*** RECORDS FOR THIS EXERCISE Section Begins ***
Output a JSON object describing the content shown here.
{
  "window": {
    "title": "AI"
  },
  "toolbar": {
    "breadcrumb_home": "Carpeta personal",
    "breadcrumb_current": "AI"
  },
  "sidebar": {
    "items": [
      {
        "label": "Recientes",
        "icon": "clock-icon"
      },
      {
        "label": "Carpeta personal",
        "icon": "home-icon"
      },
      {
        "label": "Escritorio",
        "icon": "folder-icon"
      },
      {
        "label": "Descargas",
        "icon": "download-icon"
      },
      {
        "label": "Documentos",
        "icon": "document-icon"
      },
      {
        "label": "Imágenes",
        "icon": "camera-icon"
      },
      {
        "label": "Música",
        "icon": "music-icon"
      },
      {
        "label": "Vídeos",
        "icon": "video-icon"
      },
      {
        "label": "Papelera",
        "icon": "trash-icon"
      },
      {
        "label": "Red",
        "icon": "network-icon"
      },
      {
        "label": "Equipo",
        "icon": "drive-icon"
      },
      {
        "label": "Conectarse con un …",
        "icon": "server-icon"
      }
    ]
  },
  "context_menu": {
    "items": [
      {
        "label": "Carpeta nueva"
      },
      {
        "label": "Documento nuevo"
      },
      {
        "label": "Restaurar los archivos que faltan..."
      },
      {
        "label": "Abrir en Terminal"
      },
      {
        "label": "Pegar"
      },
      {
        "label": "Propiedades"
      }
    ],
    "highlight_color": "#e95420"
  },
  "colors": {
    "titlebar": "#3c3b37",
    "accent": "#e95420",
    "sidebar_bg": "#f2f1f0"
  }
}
*** RECORDS FOR THIS EXERCISE Section Ends ***
WHAT YOU SHOULD DO: Quote every entry exactly.

RESULT OF THIS EXERCISE:
Output a JSON object describing the content shown here.
{
  "window": {
    "title": "AI"
  },
  "toolbar": {
    "breadcrumb_home": "Carpeta personal",
    "breadcrumb_current": "AI"
  },
  "sidebar": {
    "items": [
      {
        "label": "Recientes",
        "icon": "clock-icon"
      },
      {
        "label": "Carpeta personal",
        "icon": "home-icon"
      },
      {
        "label": "Escritorio",
        "icon": "folder-icon"
      },
      {
        "label": "Descargas",
        "icon": "download-icon"
      },
      {
        "label": "Documentos",
        "icon": "document-icon"
      },
      {
        "label": "Imágenes",
        "icon": "camera-icon"
      },
      {
        "label": "Música",
        "icon": "music-icon"
      },
      {
        "label": "Vídeos",
        "icon": "video-icon"
      },
      {
        "label": "Papelera",
        "icon": "trash-icon"
      },
      {
        "label": "Red",
        "icon": "network-icon"
      },
      {
        "label": "Equipo",
        "icon": "drive-icon"
      },
      {
        "label": "Conectarse con un …",
        "icon": "server-icon"
      }
    ]
  },
  "context_menu": {
    "items": [
      {
        "label": "Carpeta nueva"
      },
      {
        "label": "Documento nuevo"
      },
      {
        "label": "Restaurar los archivos que faltan..."
      },
      {
        "label": "Abrir en Terminal"
      },
      {
        "label": "Pegar"
      },
      {
        "label": "Propiedades"
      }
    ],
    "highlight_color": "#e95420"
  },
  "colors": {
    "titlebar": "#3c3b37",
    "accent": "#e95420",
    "sidebar_bg": "#f2f1f0"
  }
}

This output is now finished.